* About this exercise
Extract each line holding the word "Journal" from the entries.

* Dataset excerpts
^^^^^^^^^^^^^^^^

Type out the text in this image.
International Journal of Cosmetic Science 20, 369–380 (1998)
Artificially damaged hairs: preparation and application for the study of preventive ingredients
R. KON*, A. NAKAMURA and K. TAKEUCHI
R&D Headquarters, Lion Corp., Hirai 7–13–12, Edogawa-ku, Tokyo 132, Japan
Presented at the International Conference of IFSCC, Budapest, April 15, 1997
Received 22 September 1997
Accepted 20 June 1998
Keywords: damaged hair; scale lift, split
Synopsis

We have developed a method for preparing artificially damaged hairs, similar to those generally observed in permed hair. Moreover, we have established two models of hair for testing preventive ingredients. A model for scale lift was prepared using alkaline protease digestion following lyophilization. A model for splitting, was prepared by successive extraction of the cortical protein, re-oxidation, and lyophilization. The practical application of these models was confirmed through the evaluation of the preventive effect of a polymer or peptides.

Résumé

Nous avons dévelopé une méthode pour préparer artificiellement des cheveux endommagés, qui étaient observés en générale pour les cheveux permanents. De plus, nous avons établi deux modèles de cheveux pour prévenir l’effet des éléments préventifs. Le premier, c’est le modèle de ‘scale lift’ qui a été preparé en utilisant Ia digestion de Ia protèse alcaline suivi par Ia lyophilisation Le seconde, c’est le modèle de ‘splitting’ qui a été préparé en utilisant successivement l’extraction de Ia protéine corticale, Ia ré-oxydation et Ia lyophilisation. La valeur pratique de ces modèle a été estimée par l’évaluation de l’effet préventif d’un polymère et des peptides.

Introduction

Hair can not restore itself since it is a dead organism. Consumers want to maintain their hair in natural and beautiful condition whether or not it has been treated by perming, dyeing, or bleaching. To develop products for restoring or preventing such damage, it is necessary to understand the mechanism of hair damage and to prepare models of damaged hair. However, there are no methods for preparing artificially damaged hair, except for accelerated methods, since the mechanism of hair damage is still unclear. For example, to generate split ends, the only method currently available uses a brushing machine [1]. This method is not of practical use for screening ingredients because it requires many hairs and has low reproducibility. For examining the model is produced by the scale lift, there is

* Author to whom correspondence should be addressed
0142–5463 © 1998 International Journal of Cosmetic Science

^^^^^^^^^^^^^^^^

* Reply to the task
International Journal of Cosmetic Science 20, 369–380 (1998)
0142–5463 © 1998 International Journal of Cosmetic Science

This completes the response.